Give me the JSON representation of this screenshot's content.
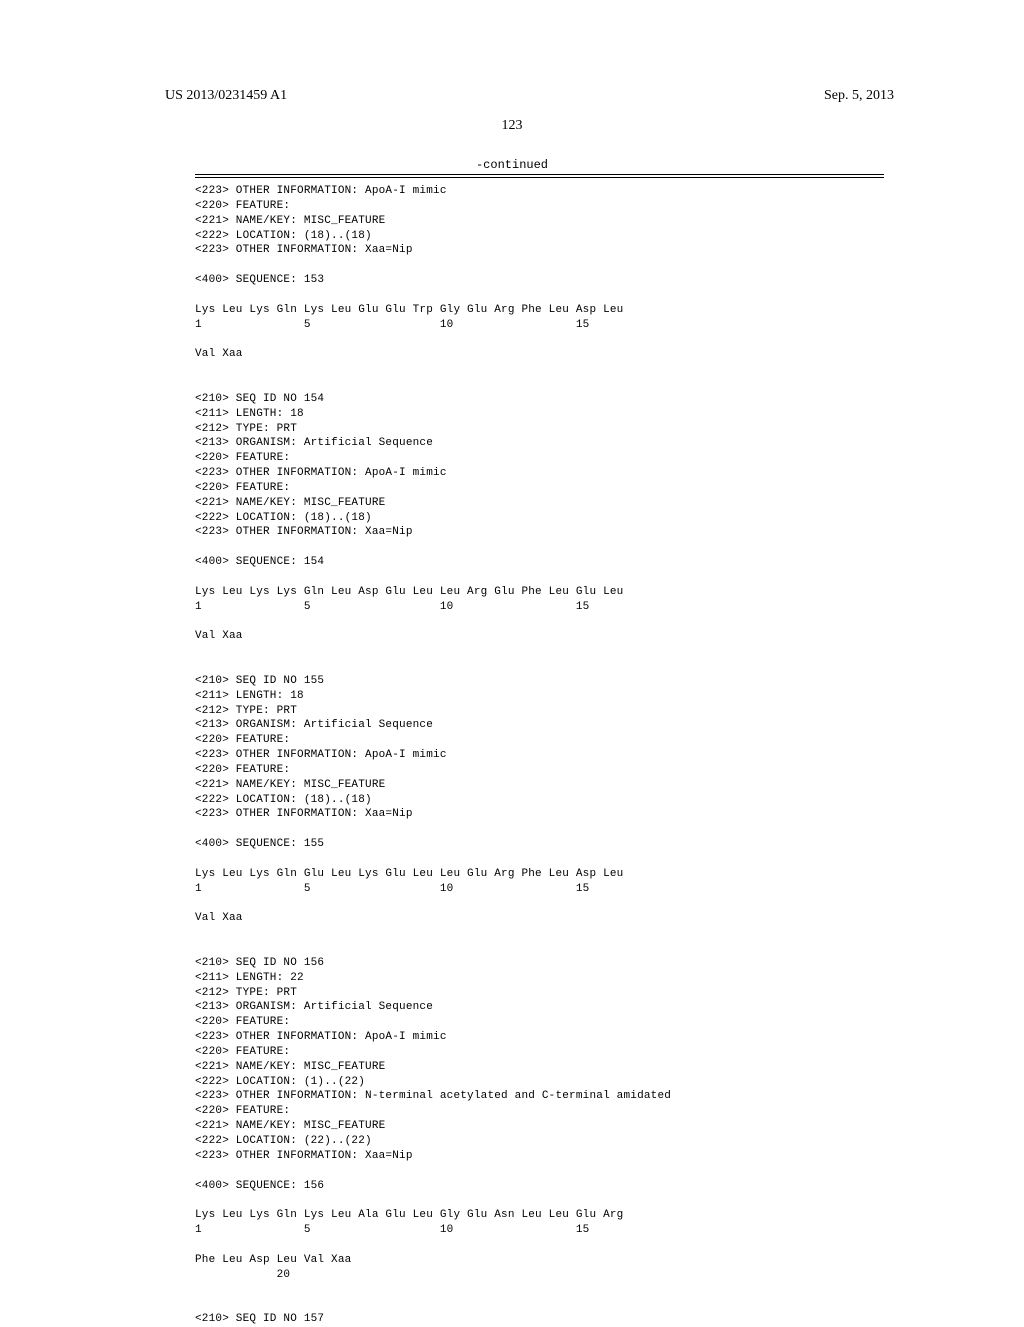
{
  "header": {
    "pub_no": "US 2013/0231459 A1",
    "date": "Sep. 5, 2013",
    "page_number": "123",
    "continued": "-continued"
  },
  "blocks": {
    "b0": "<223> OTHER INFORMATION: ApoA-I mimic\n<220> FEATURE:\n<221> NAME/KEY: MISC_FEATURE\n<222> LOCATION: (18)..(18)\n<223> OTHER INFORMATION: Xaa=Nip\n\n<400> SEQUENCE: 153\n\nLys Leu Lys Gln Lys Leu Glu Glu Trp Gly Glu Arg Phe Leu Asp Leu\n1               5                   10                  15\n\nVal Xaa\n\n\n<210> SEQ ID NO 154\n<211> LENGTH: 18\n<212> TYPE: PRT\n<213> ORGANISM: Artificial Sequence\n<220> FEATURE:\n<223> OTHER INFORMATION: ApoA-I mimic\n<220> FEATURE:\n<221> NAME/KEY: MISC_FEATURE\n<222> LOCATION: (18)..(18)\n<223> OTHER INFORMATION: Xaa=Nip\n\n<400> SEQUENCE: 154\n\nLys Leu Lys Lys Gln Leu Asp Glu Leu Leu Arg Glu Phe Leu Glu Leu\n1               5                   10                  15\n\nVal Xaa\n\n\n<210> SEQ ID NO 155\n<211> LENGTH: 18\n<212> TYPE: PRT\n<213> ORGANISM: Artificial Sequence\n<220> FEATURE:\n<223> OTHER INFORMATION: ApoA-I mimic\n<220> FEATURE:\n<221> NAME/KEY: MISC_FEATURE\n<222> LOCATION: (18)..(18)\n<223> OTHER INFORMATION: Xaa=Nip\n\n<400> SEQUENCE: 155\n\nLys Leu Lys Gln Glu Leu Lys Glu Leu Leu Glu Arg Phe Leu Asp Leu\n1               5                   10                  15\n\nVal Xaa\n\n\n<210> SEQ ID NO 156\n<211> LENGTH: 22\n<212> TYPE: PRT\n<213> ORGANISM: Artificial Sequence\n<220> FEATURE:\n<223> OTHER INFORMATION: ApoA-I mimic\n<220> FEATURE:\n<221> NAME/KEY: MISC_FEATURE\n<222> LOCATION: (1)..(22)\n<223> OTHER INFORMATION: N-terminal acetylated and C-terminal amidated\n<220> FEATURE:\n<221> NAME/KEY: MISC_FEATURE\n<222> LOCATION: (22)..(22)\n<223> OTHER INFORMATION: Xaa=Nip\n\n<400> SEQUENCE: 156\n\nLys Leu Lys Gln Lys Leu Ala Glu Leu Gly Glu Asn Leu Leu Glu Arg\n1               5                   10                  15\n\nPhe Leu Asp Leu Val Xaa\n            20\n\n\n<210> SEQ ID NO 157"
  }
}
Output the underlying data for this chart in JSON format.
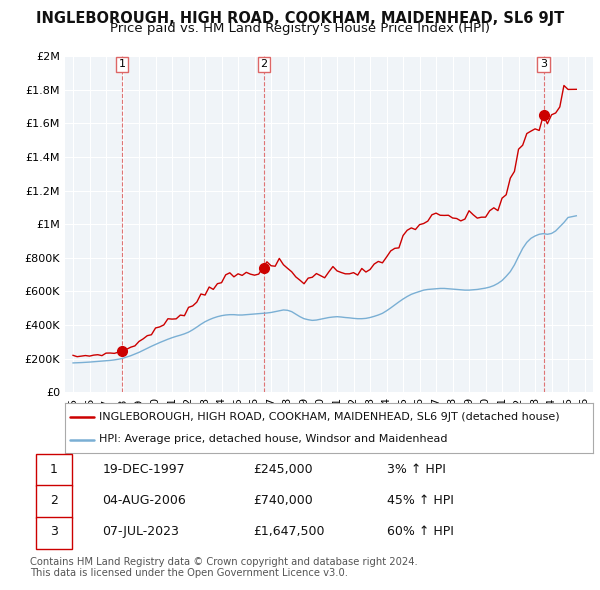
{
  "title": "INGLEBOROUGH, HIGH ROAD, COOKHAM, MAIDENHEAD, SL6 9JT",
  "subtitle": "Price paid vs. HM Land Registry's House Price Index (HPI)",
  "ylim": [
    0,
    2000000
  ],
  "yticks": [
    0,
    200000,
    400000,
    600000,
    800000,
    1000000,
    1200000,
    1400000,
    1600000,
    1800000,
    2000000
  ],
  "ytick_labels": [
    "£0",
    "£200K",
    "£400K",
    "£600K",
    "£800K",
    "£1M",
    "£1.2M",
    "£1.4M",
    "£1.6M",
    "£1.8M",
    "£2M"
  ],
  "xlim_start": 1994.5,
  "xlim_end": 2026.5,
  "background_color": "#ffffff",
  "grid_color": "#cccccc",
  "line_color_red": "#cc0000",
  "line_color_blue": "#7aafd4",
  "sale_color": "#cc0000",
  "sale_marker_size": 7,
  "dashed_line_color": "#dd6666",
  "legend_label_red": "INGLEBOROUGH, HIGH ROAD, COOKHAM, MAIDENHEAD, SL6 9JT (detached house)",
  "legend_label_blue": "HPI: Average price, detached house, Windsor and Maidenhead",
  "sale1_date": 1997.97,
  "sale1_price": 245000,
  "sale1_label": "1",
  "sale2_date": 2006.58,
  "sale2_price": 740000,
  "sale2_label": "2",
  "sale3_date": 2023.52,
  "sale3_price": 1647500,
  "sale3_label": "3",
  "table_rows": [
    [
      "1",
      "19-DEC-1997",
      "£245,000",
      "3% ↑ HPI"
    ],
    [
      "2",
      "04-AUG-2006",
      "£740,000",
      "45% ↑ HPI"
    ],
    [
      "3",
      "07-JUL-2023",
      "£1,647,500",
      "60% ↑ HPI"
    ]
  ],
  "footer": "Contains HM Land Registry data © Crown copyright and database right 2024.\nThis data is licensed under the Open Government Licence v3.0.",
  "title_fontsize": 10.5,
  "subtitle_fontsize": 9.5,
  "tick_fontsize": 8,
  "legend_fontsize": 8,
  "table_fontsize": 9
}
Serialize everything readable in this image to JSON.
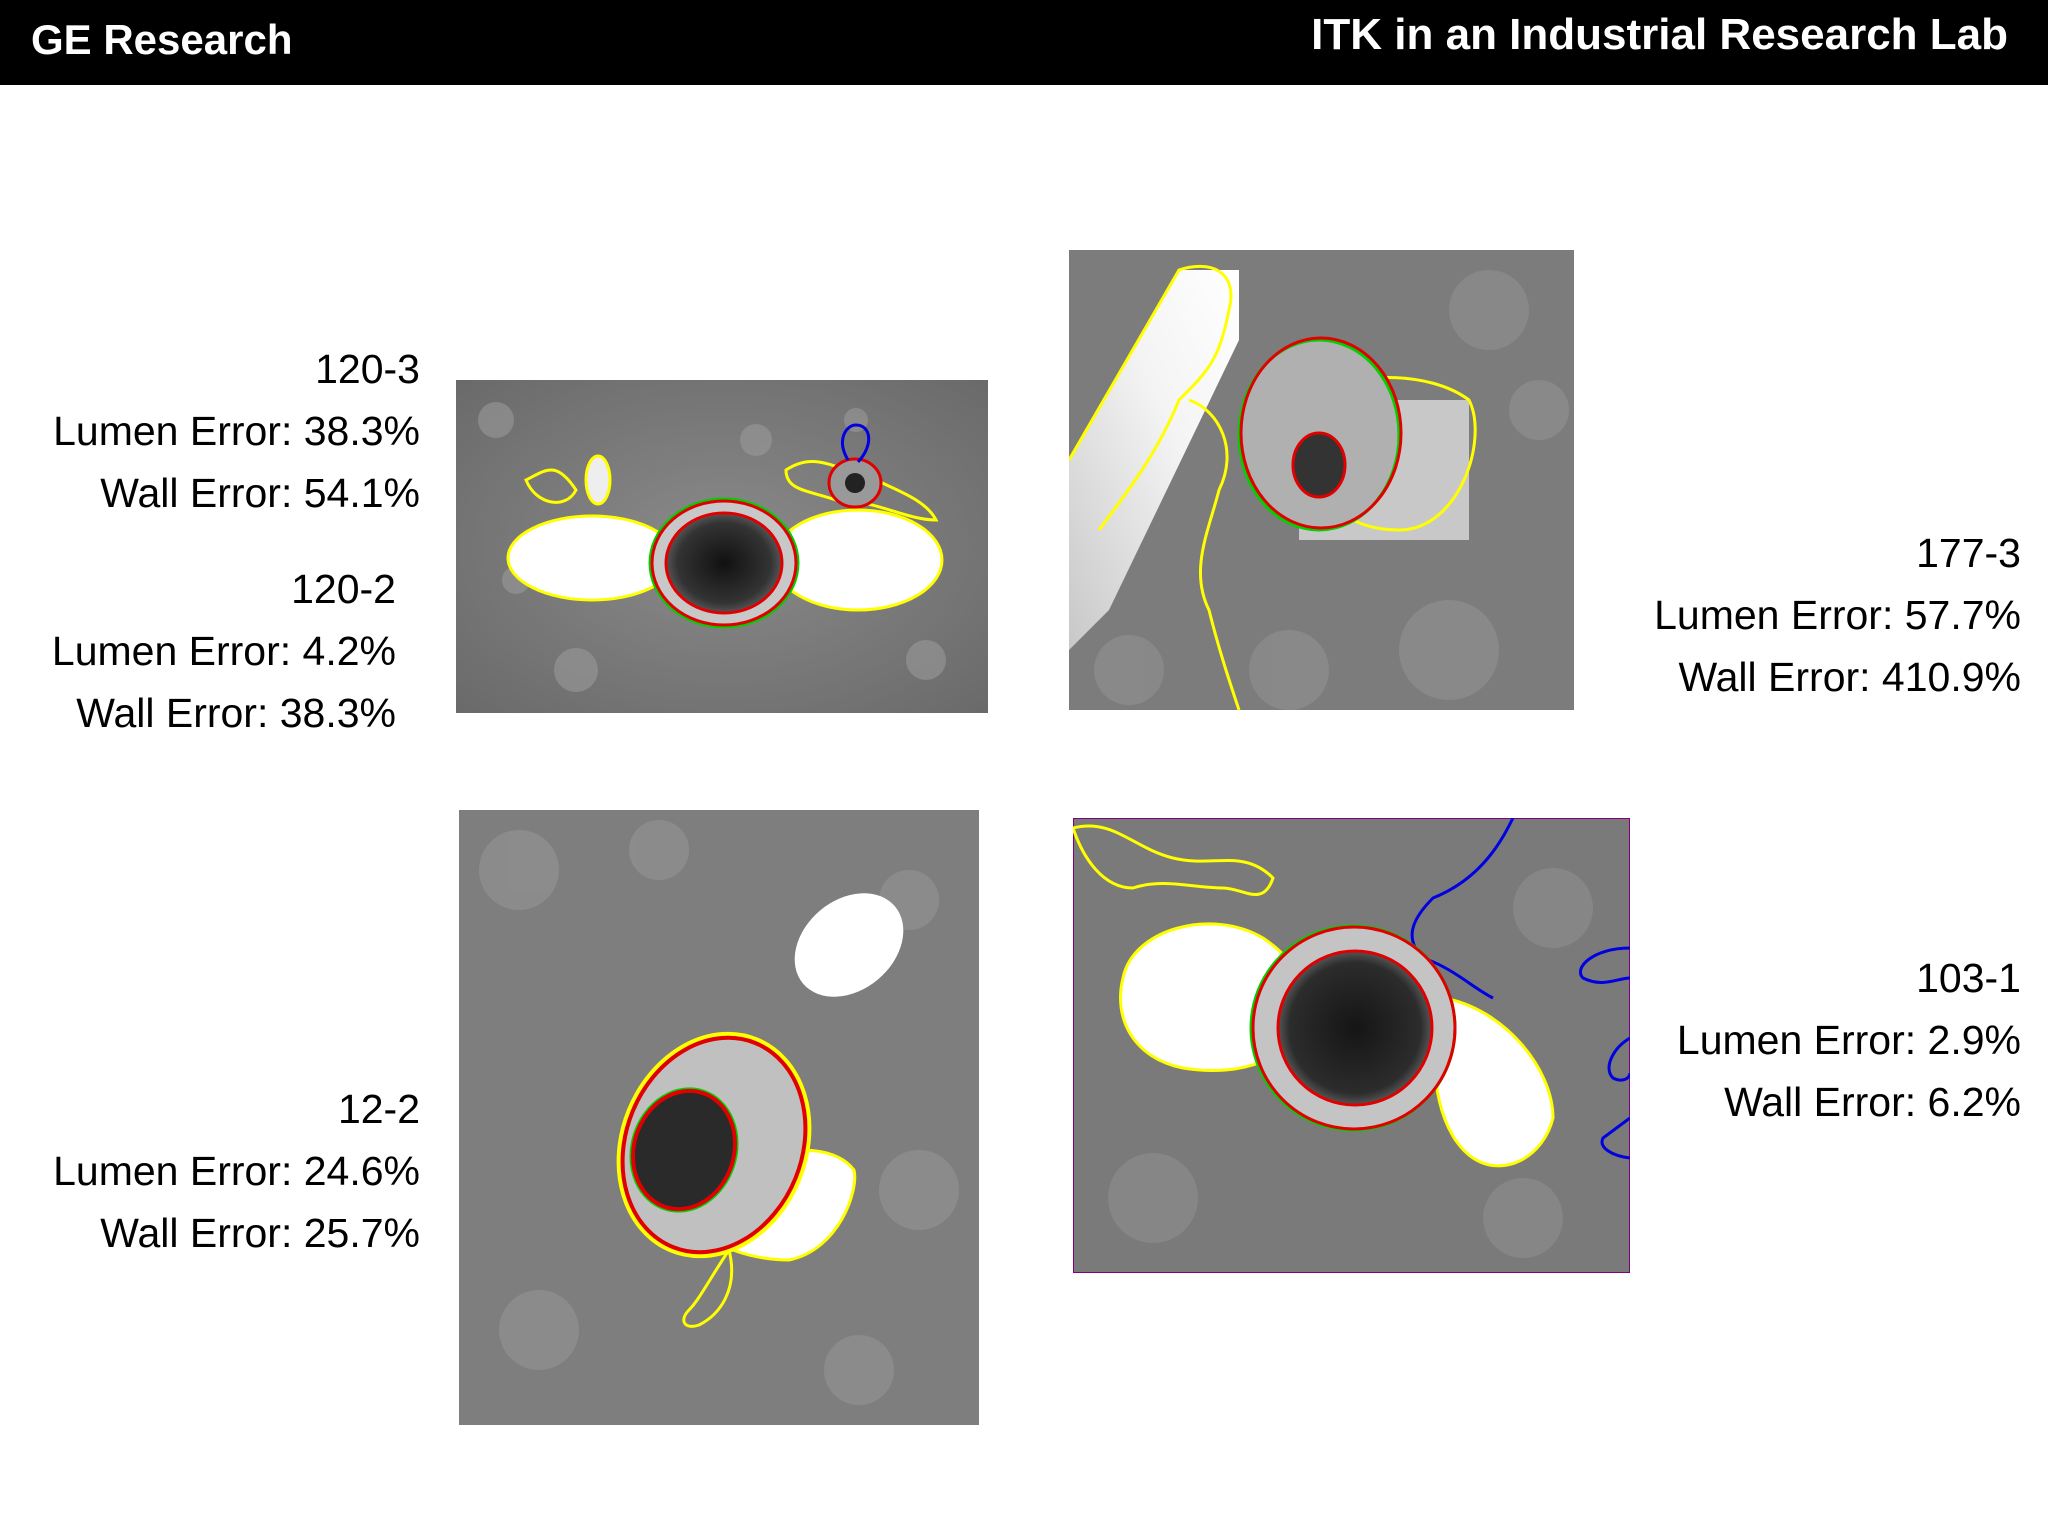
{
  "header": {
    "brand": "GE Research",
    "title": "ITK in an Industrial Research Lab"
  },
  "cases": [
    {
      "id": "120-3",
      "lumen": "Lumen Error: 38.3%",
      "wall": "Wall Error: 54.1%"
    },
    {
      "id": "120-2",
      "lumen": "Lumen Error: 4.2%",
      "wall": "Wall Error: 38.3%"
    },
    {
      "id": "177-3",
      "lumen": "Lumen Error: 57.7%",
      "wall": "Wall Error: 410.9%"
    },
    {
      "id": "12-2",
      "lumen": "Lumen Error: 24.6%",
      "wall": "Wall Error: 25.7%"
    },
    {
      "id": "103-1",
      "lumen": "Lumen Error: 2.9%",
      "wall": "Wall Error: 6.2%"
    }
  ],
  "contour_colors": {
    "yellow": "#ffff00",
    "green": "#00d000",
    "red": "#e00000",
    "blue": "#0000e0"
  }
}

◆ GIVEN PROBLEM
Leave out the pictures and copy everything else in the records word for word.

◆ OUTPUT OF THE EXERCISE
Give me the JSON representation of this screenshot's content.
{
  "header": {
    "pub_no": "US 2013/0231459 A1",
    "date": "Sep. 5, 2013",
    "page_number": "123",
    "continued": "-continued"
  },
  "blocks": {
    "b0": "<223> OTHER INFORMATION: ApoA-I mimic\n<220> FEATURE:\n<221> NAME/KEY: MISC_FEATURE\n<222> LOCATION: (18)..(18)\n<223> OTHER INFORMATION: Xaa=Nip\n\n<400> SEQUENCE: 153\n\nLys Leu Lys Gln Lys Leu Glu Glu Trp Gly Glu Arg Phe Leu Asp Leu\n1               5                   10                  15\n\nVal Xaa\n\n\n<210> SEQ ID NO 154\n<211> LENGTH: 18\n<212> TYPE: PRT\n<213> ORGANISM: Artificial Sequence\n<220> FEATURE:\n<223> OTHER INFORMATION: ApoA-I mimic\n<220> FEATURE:\n<221> NAME/KEY: MISC_FEATURE\n<222> LOCATION: (18)..(18)\n<223> OTHER INFORMATION: Xaa=Nip\n\n<400> SEQUENCE: 154\n\nLys Leu Lys Lys Gln Leu Asp Glu Leu Leu Arg Glu Phe Leu Glu Leu\n1               5                   10                  15\n\nVal Xaa\n\n\n<210> SEQ ID NO 155\n<211> LENGTH: 18\n<212> TYPE: PRT\n<213> ORGANISM: Artificial Sequence\n<220> FEATURE:\n<223> OTHER INFORMATION: ApoA-I mimic\n<220> FEATURE:\n<221> NAME/KEY: MISC_FEATURE\n<222> LOCATION: (18)..(18)\n<223> OTHER INFORMATION: Xaa=Nip\n\n<400> SEQUENCE: 155\n\nLys Leu Lys Gln Glu Leu Lys Glu Leu Leu Glu Arg Phe Leu Asp Leu\n1               5                   10                  15\n\nVal Xaa\n\n\n<210> SEQ ID NO 156\n<211> LENGTH: 22\n<212> TYPE: PRT\n<213> ORGANISM: Artificial Sequence\n<220> FEATURE:\n<223> OTHER INFORMATION: ApoA-I mimic\n<220> FEATURE:\n<221> NAME/KEY: MISC_FEATURE\n<222> LOCATION: (1)..(22)\n<223> OTHER INFORMATION: N-terminal acetylated and C-terminal amidated\n<220> FEATURE:\n<221> NAME/KEY: MISC_FEATURE\n<222> LOCATION: (22)..(22)\n<223> OTHER INFORMATION: Xaa=Nip\n\n<400> SEQUENCE: 156\n\nLys Leu Lys Gln Lys Leu Ala Glu Leu Gly Glu Asn Leu Leu Glu Arg\n1               5                   10                  15\n\nPhe Leu Asp Leu Val Xaa\n            20\n\n\n<210> SEQ ID NO 157"
  }
}
Output the underlying data for this chart in JSON format.
{
  "title": "INGLEBOROUGH, HIGH ROAD, COOKHAM, MAIDENHEAD, SL6 9JT",
  "subtitle": "Price paid vs. HM Land Registry's House Price Index (HPI)",
  "ylim": [
    0,
    2000000
  ],
  "yticks": [
    0,
    200000,
    400000,
    600000,
    800000,
    1000000,
    1200000,
    1400000,
    1600000,
    1800000,
    2000000
  ],
  "ytick_labels": [
    "£0",
    "£200K",
    "£400K",
    "£600K",
    "£800K",
    "£1M",
    "£1.2M",
    "£1.4M",
    "£1.6M",
    "£1.8M",
    "£2M"
  ],
  "xlim_start": 1994.5,
  "xlim_end": 2026.5,
  "background_color": "#ffffff",
  "grid_color": "#cccccc",
  "line_color_red": "#cc0000",
  "line_color_blue": "#7aafd4",
  "sale_color": "#cc0000",
  "sale_marker_size": 7,
  "dashed_line_color": "#dd6666",
  "legend_label_red": "INGLEBOROUGH, HIGH ROAD, COOKHAM, MAIDENHEAD, SL6 9JT (detached house)",
  "legend_label_blue": "HPI: Average price, detached house, Windsor and Maidenhead",
  "sale1_date": 1997.97,
  "sale1_price": 245000,
  "sale1_label": "1",
  "sale2_date": 2006.58,
  "sale2_price": 740000,
  "sale2_label": "2",
  "sale3_date": 2023.52,
  "sale3_price": 1647500,
  "sale3_label": "3",
  "table_rows": [
    [
      "1",
      "19-DEC-1997",
      "£245,000",
      "3% ↑ HPI"
    ],
    [
      "2",
      "04-AUG-2006",
      "£740,000",
      "45% ↑ HPI"
    ],
    [
      "3",
      "07-JUL-2023",
      "£1,647,500",
      "60% ↑ HPI"
    ]
  ],
  "footer": "Contains HM Land Registry data © Crown copyright and database right 2024.\nThis data is licensed under the Open Government Licence v3.0.",
  "title_fontsize": 10.5,
  "subtitle_fontsize": 9.5,
  "tick_fontsize": 8,
  "legend_fontsize": 8,
  "table_fontsize": 9
}
Serialize everything readable in this image to JSON.
{
  "header": {
    "brand": "GE Research",
    "title": "ITK in an Industrial Research Lab"
  },
  "cases": [
    {
      "id": "120-3",
      "lumen": "Lumen Error: 38.3%",
      "wall": "Wall Error: 54.1%"
    },
    {
      "id": "120-2",
      "lumen": "Lumen Error: 4.2%",
      "wall": "Wall Error: 38.3%"
    },
    {
      "id": "177-3",
      "lumen": "Lumen Error: 57.7%",
      "wall": "Wall Error: 410.9%"
    },
    {
      "id": "12-2",
      "lumen": "Lumen Error: 24.6%",
      "wall": "Wall Error: 25.7%"
    },
    {
      "id": "103-1",
      "lumen": "Lumen Error: 2.9%",
      "wall": "Wall Error: 6.2%"
    }
  ],
  "contour_colors": {
    "yellow": "#ffff00",
    "green": "#00d000",
    "red": "#e00000",
    "blue": "#0000e0"
  }
}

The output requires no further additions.